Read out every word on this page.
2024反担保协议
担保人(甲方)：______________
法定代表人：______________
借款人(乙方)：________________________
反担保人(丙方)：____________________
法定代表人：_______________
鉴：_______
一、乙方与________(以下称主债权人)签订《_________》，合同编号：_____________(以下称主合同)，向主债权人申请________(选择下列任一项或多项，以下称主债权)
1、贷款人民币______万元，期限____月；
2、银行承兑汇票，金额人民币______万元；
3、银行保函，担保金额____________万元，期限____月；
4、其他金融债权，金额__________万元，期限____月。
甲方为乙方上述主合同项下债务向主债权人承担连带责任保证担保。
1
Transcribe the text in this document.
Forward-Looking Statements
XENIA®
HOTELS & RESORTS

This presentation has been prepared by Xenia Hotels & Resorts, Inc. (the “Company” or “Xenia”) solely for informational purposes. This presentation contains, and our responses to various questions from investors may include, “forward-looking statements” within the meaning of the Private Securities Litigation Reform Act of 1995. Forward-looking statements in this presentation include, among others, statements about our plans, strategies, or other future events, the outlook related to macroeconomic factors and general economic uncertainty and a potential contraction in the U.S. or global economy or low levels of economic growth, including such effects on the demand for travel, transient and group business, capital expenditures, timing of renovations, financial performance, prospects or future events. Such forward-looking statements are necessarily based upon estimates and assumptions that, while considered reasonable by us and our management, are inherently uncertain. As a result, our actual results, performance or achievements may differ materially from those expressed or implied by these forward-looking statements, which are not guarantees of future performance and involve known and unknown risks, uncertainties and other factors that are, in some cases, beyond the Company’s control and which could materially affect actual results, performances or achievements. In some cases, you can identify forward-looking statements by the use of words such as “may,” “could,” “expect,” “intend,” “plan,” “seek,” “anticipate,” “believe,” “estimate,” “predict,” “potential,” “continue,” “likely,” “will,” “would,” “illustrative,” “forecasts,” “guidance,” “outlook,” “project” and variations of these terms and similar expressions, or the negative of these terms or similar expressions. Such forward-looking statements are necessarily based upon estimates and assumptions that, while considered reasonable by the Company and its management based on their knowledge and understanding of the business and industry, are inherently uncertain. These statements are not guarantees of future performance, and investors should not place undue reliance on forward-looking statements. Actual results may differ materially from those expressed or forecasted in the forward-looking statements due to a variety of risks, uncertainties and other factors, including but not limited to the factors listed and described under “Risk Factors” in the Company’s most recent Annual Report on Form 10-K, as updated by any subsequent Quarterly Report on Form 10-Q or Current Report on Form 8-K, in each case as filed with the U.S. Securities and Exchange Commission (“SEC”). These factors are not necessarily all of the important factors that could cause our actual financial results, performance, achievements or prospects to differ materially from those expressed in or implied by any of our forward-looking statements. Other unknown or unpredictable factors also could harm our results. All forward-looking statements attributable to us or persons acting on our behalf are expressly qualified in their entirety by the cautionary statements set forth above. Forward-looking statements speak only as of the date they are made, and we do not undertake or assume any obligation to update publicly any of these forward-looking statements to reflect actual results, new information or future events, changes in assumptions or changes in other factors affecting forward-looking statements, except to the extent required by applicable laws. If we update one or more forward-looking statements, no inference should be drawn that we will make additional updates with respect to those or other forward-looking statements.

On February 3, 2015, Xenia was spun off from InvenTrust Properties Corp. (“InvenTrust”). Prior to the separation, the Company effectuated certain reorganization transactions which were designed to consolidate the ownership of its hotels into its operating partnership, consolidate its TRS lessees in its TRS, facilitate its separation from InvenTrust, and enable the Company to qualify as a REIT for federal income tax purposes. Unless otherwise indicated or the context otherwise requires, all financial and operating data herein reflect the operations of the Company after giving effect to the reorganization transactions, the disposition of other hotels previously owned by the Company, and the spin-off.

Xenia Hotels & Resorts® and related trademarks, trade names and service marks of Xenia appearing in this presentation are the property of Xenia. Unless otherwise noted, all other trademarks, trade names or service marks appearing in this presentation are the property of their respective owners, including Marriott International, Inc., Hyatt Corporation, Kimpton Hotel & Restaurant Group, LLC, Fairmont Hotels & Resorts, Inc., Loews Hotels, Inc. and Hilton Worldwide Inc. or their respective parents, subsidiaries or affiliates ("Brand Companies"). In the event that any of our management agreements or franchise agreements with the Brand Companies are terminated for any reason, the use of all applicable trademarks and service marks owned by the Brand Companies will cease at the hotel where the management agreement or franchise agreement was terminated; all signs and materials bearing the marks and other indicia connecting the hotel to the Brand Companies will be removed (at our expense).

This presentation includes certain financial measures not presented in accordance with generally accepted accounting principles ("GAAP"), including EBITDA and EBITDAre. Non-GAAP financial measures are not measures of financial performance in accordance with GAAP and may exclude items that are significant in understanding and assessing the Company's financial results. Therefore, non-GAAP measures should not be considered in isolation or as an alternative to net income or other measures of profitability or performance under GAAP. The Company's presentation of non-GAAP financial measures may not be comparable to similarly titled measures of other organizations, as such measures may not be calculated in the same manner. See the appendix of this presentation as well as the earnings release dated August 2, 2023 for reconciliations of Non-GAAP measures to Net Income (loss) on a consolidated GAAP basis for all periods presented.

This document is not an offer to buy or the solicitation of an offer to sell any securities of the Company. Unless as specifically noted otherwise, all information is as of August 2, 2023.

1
= = = = = = =
Written instruction >>
Which lines include "document"? Copy each of them out.

Finished exercise >>
Transcribe the text in this document.
This document is not an offer to buy or the solicitation of an offer to sell any securities of the Company. Unless as specifically noted otherwise, all information is as of August 2, 2023.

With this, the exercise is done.